• DATA ENTRIES:
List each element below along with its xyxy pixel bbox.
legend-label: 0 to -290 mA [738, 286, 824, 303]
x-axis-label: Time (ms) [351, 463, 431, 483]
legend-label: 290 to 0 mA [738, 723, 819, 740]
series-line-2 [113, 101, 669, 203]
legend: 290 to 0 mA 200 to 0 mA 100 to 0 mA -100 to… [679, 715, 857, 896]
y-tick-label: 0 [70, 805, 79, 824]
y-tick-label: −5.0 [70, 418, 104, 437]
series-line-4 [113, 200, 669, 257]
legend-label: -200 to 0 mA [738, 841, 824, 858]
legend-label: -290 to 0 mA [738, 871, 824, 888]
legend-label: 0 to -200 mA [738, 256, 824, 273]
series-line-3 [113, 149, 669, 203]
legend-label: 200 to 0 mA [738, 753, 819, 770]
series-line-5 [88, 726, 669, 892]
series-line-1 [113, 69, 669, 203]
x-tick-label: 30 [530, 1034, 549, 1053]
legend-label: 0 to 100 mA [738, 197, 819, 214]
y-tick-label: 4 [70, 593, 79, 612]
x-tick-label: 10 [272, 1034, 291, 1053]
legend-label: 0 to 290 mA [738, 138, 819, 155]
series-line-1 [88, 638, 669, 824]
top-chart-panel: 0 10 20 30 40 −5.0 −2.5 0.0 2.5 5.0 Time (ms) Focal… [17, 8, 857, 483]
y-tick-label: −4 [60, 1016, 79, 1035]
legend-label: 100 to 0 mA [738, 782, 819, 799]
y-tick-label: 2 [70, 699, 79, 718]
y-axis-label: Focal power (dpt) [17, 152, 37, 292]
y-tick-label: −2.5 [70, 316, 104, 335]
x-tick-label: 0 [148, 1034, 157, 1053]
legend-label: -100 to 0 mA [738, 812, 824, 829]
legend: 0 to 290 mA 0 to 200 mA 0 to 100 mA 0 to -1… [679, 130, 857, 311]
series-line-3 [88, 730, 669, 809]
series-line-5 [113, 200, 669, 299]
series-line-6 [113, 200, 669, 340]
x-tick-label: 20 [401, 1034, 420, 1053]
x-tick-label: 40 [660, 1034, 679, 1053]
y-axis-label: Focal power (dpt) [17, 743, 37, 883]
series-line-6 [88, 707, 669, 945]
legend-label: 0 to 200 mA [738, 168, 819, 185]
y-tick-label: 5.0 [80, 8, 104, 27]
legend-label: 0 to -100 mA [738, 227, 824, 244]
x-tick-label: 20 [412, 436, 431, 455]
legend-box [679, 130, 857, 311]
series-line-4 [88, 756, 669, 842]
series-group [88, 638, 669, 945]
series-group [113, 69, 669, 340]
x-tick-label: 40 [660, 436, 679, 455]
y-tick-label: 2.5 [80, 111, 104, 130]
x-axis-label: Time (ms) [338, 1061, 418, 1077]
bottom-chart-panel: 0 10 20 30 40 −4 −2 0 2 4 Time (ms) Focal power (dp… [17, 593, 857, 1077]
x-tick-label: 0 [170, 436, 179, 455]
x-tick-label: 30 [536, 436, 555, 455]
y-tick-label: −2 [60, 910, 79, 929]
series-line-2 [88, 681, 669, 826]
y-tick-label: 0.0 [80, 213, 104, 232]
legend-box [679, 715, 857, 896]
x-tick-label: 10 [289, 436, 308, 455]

• TASK INSTRUCTIONS: Rewrite all of the records above, changing every "Time (ms)" to "Elapsed time (ms)" and leaving everything else the same.

• THE REPLY:
List each element below along with its xyxy pixel bbox.
legend-label: 0 to -290 mA [738, 286, 824, 303]
x-axis-label: Elapsed time (ms) [351, 463, 431, 483]
legend-label: 290 to 0 mA [738, 723, 819, 740]
series-line-2 [113, 101, 669, 203]
legend: 290 to 0 mA 200 to 0 mA 100 to 0 mA -100 to… [679, 715, 857, 896]
y-tick-label: 0 [70, 805, 79, 824]
y-tick-label: −5.0 [70, 418, 104, 437]
series-line-4 [113, 200, 669, 257]
legend-label: -200 to 0 mA [738, 841, 824, 858]
legend-label: -290 to 0 mA [738, 871, 824, 888]
legend-label: 0 to -200 mA [738, 256, 824, 273]
series-line-3 [113, 149, 669, 203]
legend-label: 200 to 0 mA [738, 753, 819, 770]
series-line-5 [88, 726, 669, 892]
series-line-1 [113, 69, 669, 203]
x-tick-label: 30 [530, 1034, 549, 1053]
legend-label: 0 to 100 mA [738, 197, 819, 214]
y-tick-label: 4 [70, 593, 79, 612]
x-tick-label: 10 [272, 1034, 291, 1053]
legend-label: 0 to 290 mA [738, 138, 819, 155]
series-line-1 [88, 638, 669, 824]
top-chart-panel: 0 10 20 30 40 −5.0 −2.5 0.0 2.5 5.0 Elapsed time (ms) Focal… [17, 8, 857, 483]
y-tick-label: −4 [60, 1016, 79, 1035]
legend-label: 100 to 0 mA [738, 782, 819, 799]
y-tick-label: 2 [70, 699, 79, 718]
y-axis-label: Focal power (dpt) [17, 152, 37, 292]
y-tick-label: −2.5 [70, 316, 104, 335]
x-tick-label: 0 [148, 1034, 157, 1053]
legend-label: -100 to 0 mA [738, 812, 824, 829]
legend: 0 to 290 mA 0 to 200 mA 0 to 100 mA 0 to -1… [679, 130, 857, 311]
series-line-3 [88, 730, 669, 809]
series-line-5 [113, 200, 669, 299]
series-line-6 [113, 200, 669, 340]
x-tick-label: 20 [401, 1034, 420, 1053]
x-tick-label: 40 [660, 1034, 679, 1053]
y-axis-label: Focal power (dpt) [17, 743, 37, 883]
series-line-6 [88, 707, 669, 945]
legend-label: 0 to 200 mA [738, 168, 819, 185]
y-tick-label: 5.0 [80, 8, 104, 27]
legend-label: 0 to -100 mA [738, 227, 824, 244]
x-tick-label: 20 [412, 436, 431, 455]
legend-box [679, 130, 857, 311]
series-line-4 [88, 756, 669, 842]
series-group [88, 638, 669, 945]
series-group [113, 69, 669, 340]
x-tick-label: 40 [660, 436, 679, 455]
y-tick-label: 2.5 [80, 111, 104, 130]
x-axis-label: Elapsed time (ms) [338, 1061, 418, 1077]
bottom-chart-panel: 0 10 20 30 40 −4 −2 0 2 4 Elapsed time (ms) Focal power (dp… [17, 593, 857, 1077]
x-tick-label: 0 [170, 436, 179, 455]
x-tick-label: 30 [536, 436, 555, 455]
y-tick-label: −2 [60, 910, 79, 929]
series-line-2 [88, 681, 669, 826]
y-tick-label: 0.0 [80, 213, 104, 232]
legend-box [679, 715, 857, 896]
x-tick-label: 10 [289, 436, 308, 455]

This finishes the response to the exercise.